* Work to complete
Filter the entries below, keeping only the lines that contain the string "info", with matching treated as case-sensitive.

Element boundary entries

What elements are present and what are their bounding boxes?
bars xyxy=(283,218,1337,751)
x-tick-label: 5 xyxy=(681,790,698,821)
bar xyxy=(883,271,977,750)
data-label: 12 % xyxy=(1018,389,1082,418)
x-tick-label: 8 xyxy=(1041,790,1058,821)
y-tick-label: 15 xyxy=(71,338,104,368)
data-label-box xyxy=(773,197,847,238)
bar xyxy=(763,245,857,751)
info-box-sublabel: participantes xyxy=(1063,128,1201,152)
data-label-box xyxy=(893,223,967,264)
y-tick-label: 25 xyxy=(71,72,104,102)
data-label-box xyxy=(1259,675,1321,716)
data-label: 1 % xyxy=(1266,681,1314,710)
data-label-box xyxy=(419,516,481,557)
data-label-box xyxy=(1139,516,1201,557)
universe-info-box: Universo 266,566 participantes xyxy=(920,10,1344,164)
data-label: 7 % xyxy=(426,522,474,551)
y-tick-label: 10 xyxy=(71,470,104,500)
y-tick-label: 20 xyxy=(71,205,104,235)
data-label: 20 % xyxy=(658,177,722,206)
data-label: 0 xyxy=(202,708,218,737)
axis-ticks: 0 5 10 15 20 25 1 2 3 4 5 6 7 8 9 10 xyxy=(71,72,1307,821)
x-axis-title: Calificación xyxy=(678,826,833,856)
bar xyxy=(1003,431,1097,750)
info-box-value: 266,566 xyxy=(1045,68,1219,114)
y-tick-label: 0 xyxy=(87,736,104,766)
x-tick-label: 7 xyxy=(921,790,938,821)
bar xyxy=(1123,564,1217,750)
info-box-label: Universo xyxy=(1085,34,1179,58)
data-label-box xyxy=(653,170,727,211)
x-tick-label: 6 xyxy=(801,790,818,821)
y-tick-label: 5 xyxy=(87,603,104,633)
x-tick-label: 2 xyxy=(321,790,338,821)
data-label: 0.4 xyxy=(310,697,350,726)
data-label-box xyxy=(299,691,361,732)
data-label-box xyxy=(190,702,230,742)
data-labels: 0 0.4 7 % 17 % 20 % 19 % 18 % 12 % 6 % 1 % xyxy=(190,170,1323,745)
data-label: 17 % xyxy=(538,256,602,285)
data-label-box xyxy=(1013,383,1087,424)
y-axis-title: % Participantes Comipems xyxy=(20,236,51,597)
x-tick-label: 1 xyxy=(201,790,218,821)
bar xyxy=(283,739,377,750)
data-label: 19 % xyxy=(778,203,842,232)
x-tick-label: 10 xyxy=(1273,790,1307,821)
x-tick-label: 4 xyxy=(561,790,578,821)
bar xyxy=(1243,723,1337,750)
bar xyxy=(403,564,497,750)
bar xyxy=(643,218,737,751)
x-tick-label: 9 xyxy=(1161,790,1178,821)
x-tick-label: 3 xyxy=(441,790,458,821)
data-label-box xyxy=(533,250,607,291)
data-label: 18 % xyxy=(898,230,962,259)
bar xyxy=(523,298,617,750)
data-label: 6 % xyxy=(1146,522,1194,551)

* Task answer
info-box-sublabel: participantes xyxy=(1063,128,1201,152)
universe-info-box: Universo 266,566 participantes xyxy=(920,10,1344,164)
info-box-value: 266,566 xyxy=(1045,68,1219,114)
info-box-label: Universo xyxy=(1085,34,1179,58)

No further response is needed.